> WHAT YOU HAVE TO DO
Your task is to reproduce the entries below word for word.

** begin **

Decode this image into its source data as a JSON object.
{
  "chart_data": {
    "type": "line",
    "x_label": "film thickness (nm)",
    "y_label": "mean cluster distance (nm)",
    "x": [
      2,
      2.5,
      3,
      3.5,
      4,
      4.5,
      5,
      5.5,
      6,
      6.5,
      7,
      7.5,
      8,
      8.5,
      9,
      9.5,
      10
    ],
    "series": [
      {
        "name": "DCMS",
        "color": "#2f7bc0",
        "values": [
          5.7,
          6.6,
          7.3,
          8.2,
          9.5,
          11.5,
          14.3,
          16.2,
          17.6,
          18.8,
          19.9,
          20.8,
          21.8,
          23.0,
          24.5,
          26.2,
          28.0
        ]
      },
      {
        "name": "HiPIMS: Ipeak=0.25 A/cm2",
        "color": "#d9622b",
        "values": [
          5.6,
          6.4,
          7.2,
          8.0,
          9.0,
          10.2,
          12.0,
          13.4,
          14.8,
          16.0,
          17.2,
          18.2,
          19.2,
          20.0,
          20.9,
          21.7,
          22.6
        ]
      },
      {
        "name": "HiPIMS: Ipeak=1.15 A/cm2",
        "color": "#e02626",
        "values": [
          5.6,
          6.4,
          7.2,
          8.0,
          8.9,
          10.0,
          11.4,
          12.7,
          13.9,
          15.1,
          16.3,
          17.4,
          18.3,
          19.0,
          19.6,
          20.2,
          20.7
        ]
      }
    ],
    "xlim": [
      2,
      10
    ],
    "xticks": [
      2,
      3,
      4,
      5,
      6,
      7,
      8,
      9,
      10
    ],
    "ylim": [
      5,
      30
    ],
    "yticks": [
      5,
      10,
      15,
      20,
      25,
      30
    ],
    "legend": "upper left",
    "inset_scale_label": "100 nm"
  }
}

** end **

> RESPONSE
Decode this image into its source data as a JSON object.
{
  "chart_data": {
    "type": "line",
    "x_label": "film thickness (nm)",
    "y_label": "mean cluster distance (nm)",
    "x": [
      2,
      2.5,
      3,
      3.5,
      4,
      4.5,
      5,
      5.5,
      6,
      6.5,
      7,
      7.5,
      8,
      8.5,
      9,
      9.5,
      10
    ],
    "series": [
      {
        "name": "DCMS",
        "color": "#2f7bc0",
        "values": [
          5.7,
          6.6,
          7.3,
          8.2,
          9.5,
          11.5,
          14.3,
          16.2,
          17.6,
          18.8,
          19.9,
          20.8,
          21.8,
          23.0,
          24.5,
          26.2,
          28.0
        ]
      },
      {
        "name": "HiPIMS: Ipeak=0.25 A/cm2",
        "color": "#d9622b",
        "values": [
          5.6,
          6.4,
          7.2,
          8.0,
          9.0,
          10.2,
          12.0,
          13.4,
          14.8,
          16.0,
          17.2,
          18.2,
          19.2,
          20.0,
          20.9,
          21.7,
          22.6
        ]
      },
      {
        "name": "HiPIMS: Ipeak=1.15 A/cm2",
        "color": "#e02626",
        "values": [
          5.6,
          6.4,
          7.2,
          8.0,
          8.9,
          10.0,
          11.4,
          12.7,
          13.9,
          15.1,
          16.3,
          17.4,
          18.3,
          19.0,
          19.6,
          20.2,
          20.7
        ]
      }
    ],
    "xlim": [
      2,
      10
    ],
    "xticks": [
      2,
      3,
      4,
      5,
      6,
      7,
      8,
      9,
      10
    ],
    "ylim": [
      5,
      30
    ],
    "yticks": [
      5,
      10,
      15,
      20,
      25,
      30
    ],
    "legend": "upper left",
    "inset_scale_label": "100 nm"
  }
}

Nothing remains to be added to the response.